- AIM
Return all lines in the material below that contain "gelegen".

- STORED ROWS
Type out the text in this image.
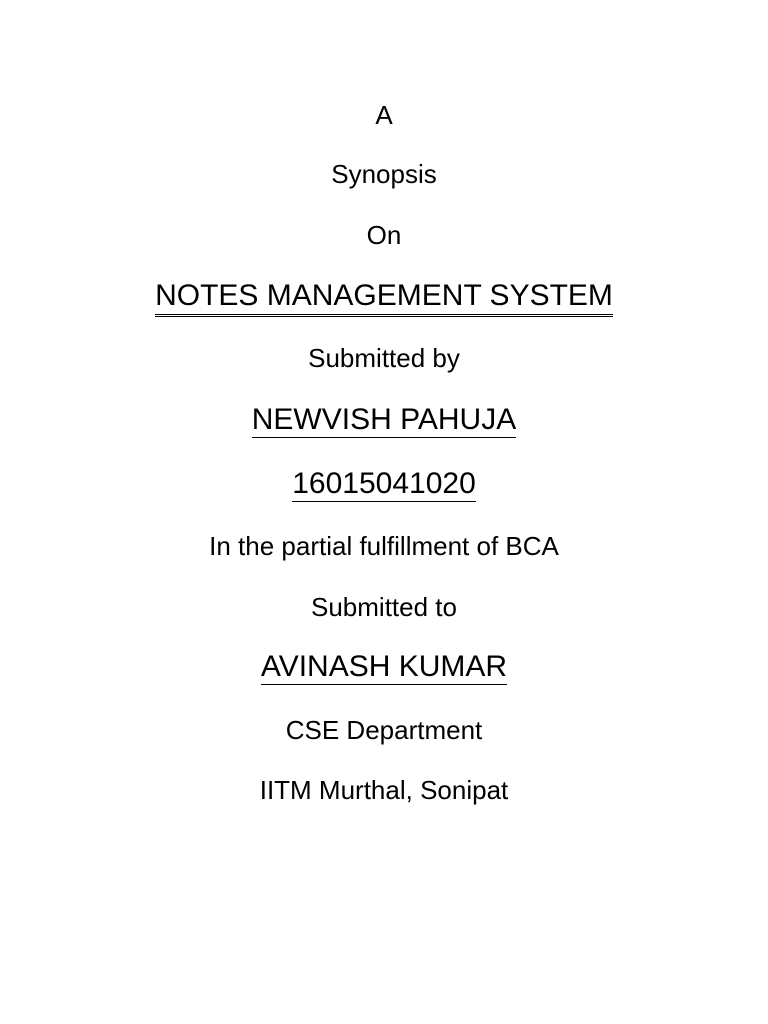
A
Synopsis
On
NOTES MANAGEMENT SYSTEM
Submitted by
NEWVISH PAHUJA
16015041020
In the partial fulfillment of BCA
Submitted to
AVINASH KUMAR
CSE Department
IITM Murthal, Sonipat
* * *
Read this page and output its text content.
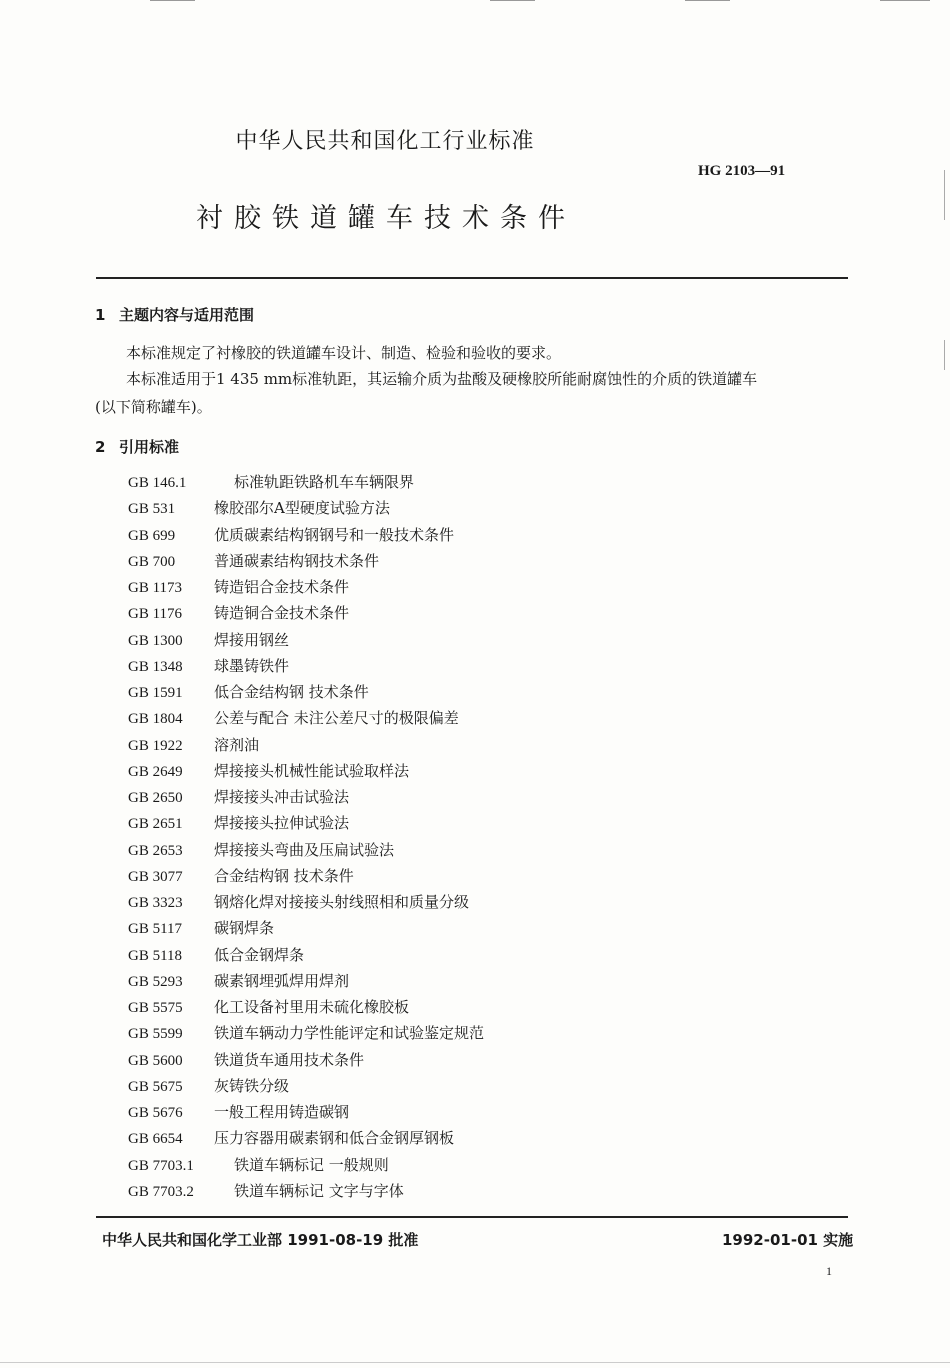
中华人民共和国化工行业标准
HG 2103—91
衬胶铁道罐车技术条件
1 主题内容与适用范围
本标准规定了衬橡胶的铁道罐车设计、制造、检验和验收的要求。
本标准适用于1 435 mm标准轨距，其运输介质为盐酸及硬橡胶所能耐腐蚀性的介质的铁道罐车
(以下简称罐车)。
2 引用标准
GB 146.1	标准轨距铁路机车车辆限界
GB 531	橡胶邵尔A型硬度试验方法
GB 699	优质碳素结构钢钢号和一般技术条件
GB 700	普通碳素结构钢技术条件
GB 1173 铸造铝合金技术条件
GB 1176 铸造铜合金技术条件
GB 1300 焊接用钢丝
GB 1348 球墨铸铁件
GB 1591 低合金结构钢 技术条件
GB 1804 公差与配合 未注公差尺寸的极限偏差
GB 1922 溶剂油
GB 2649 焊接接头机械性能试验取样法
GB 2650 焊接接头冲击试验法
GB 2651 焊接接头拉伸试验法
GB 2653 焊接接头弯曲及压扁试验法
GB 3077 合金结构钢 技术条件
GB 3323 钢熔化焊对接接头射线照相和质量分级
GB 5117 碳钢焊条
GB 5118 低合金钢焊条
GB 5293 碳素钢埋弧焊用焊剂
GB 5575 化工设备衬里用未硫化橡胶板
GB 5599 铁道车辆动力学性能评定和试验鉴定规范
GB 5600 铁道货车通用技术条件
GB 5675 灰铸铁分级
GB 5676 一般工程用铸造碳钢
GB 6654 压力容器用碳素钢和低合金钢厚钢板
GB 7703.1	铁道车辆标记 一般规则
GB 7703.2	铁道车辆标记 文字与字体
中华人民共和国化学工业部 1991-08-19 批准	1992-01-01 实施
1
...
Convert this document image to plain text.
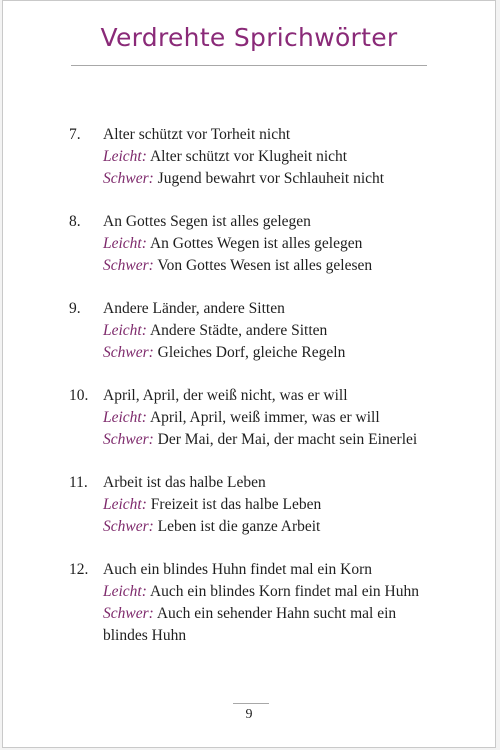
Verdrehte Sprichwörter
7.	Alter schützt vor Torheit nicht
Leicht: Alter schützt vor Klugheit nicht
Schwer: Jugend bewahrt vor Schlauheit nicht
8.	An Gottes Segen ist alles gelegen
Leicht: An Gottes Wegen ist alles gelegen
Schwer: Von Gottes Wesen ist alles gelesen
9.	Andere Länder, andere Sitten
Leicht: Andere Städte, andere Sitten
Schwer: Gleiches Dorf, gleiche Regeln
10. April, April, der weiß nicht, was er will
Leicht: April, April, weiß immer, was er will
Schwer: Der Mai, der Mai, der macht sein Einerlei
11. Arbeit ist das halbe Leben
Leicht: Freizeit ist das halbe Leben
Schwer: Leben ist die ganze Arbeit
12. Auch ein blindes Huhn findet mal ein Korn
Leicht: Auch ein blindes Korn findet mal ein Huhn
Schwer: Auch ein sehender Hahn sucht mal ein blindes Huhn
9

- COMPLETED EXERCISE
8.	An Gottes Segen ist alles gelegen
Leicht: An Gottes Wegen ist alles gelegen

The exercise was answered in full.